Excerpt →

____

For one decade, Japan worked to bring down suicide rates across the country – now, COVID-19 threatens to reverse this progress by creating a new category of people who are vulnerable
In Japan, the suicide rate peaked in 2003.
At that moment in time, 34,427 people took their own lives. This rate stayed relatively the same till 2009, then beginning a gentle decline.
By 2019, the suicide rate was 20,169 people. The loss of life was still notably immense, but for Japan, this was the lowest suicide figure since the Government started counting in 1978.
“This trend of increased suicides among young women and university and high school students is very different from before COVID-19. Before COVID-19, if suicides increased, we would expect more deaths of middle-aged men,” explained Dr Haruka Sakamoto, an expert in public health at the University of Tokyo and first author of the study.
The late 2000s saw men in their 50s facing the ‘Lehman shock’, a financial crisis following the bankruptcy of the Lehman Brothers company in 2008. This fallout brought mental health and depression to the forefront of public awareness.
Work-related stress and the potential of suicide became linked, meaning that prevention policies often involved educating large companies – whose overworked employees became suicide-risks in the eyes of policymakers.
This approach threatens to let young women and students fall through the cracks.
Dr Sakamoto further commented: “If they have a mental health problem, maybe they still feel some social shame, but now people know they can ask for rest from their employer.”
The relationship between biology, external environments, depression and suicide has always been difficult for medical science to fully comprehend, but the authors explain that this new environment of isolation, stress and general dread can create mental illness.
The suicide numbers began to climb after May
Dr Sakamoto and his colleagues looked at monthly differences in suicide rates from April to November. They compared this time period of 2016 to 2019 to the the same time period in 2020. This analysis allowed the team to examine the minute changes in policy that rippled through public health stats, as COVID-19 caused multiple lifestyle changes within short spaces of time.
When Japan was in an official state of emergency, from April to May in 2020, there were fewer suicides.

____

Bounding box prediction data:
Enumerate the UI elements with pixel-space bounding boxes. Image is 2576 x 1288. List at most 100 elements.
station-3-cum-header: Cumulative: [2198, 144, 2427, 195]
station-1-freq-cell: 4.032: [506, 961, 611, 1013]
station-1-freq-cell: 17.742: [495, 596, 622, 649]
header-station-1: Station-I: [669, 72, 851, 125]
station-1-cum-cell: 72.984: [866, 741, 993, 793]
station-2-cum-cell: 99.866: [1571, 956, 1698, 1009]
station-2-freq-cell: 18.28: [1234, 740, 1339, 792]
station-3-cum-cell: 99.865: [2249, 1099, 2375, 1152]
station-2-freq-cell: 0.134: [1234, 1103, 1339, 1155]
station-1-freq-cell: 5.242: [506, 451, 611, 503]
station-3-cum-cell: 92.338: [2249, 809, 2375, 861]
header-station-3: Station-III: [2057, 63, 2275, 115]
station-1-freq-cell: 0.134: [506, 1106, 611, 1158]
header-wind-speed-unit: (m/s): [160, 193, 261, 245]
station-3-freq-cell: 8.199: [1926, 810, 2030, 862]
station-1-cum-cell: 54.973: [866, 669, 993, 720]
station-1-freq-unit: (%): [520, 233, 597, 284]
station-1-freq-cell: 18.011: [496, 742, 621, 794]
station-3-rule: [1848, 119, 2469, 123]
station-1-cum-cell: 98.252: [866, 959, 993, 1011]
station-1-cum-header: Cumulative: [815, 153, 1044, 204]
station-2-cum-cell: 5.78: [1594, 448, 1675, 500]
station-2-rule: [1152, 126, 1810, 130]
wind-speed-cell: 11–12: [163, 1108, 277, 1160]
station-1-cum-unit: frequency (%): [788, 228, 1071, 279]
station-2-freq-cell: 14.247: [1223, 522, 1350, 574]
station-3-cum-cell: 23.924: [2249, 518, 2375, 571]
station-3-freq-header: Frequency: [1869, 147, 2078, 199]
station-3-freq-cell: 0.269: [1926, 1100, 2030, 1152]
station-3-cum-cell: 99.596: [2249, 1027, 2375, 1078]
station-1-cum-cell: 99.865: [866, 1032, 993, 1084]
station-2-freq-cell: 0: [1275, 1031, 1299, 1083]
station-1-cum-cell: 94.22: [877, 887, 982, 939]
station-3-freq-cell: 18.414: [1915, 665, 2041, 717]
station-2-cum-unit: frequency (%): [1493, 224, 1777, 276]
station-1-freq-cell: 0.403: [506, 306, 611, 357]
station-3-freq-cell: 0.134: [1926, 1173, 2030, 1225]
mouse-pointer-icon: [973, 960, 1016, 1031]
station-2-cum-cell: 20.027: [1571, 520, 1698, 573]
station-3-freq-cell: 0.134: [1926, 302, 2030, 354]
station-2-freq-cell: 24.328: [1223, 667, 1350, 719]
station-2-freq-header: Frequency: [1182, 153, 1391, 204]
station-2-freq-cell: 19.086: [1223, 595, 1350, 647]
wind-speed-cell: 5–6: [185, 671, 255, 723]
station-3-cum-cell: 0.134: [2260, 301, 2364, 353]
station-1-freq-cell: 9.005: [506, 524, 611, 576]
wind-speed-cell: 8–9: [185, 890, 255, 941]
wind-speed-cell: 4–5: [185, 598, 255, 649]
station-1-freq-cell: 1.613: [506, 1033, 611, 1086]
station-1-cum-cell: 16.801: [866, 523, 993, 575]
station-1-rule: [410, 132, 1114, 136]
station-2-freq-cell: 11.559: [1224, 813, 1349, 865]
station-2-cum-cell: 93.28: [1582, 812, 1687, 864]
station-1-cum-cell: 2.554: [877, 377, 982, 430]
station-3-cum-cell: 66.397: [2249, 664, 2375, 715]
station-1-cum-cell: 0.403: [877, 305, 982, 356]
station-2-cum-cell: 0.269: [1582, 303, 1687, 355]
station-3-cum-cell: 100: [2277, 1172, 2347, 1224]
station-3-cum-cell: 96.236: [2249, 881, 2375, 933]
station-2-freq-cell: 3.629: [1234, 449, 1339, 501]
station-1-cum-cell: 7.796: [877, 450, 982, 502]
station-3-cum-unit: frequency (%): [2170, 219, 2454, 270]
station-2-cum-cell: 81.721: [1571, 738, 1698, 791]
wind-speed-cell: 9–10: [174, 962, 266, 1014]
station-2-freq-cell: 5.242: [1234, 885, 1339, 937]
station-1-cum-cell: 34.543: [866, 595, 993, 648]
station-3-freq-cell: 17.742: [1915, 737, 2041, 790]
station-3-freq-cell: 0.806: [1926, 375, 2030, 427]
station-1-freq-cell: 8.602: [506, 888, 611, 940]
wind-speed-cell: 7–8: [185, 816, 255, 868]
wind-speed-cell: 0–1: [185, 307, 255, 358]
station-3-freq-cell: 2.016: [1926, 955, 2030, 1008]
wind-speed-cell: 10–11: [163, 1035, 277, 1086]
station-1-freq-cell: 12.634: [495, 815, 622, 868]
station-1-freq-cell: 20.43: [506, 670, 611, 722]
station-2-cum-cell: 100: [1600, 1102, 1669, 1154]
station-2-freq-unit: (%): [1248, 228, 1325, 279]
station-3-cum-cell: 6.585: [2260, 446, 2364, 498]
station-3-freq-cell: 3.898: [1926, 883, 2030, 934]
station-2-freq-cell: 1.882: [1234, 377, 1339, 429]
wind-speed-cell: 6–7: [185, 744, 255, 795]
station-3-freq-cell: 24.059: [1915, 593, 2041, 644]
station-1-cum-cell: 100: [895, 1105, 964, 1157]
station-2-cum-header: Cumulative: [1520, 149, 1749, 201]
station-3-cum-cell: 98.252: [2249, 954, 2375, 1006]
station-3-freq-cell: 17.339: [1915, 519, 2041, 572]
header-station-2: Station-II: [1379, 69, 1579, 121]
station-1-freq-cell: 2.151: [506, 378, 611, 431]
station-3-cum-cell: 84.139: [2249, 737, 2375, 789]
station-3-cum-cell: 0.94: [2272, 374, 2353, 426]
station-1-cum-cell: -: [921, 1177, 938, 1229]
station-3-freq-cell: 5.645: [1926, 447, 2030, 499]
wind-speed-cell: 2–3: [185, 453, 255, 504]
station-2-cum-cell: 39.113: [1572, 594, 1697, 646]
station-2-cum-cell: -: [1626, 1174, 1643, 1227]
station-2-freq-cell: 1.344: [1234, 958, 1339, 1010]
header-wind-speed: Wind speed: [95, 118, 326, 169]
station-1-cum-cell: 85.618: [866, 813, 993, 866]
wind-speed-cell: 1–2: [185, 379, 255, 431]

____

Your objective → Please extend the article on suicide rates in Japan, picking up after its last sentence. The records have no connection to the article on suicide rates in Japan.

The answer →
“Our hypothesis to explain the decrease in suicides in April and May is that normally there is an increase in suicides because of people starting a new school year or a job change. The state of emergency delayed that normal time of change, so suicide rooted in school or working environment did not occur as usual,” explained Dr Sakamoto.
Women under the age of 30 began to die at increased rates
In July 2020, the number of women killing themselves in Japan started to increase, especially in those younger than 30, and remained higher than expected through November. Between 2016 to 2019, an average of 70 women under age 30 died by suicide each July, but in the COVID isolation of 2020, 96 women took their lives.
October was the deadliest month for women of all ages.
An average of 486 total women took their own lives the previous four Octobers, but 826 total women did so in October 2020.
The total number of men taking their own lives did not rise significantly until October. An average of 1,096 men of all ages killed themselves each October from 2016 to 2019, but 1,246 total men did so in October 2020. Most of the increase was among men aged 30 to 49.
Dr Sakamoto further commented: “Even now during COVID-19, not every part-time worker has a mental health problem and it is still very rare to kill yourself.
“Mental health problems are biological issues, but environment can strongly affect the biological part. Without COVID-19 pressures, I think most of these women who killed themselves in 2020 would not have had mental health problems.
“Now the government needs a new policy for women and university students added to the current overall suicide program.”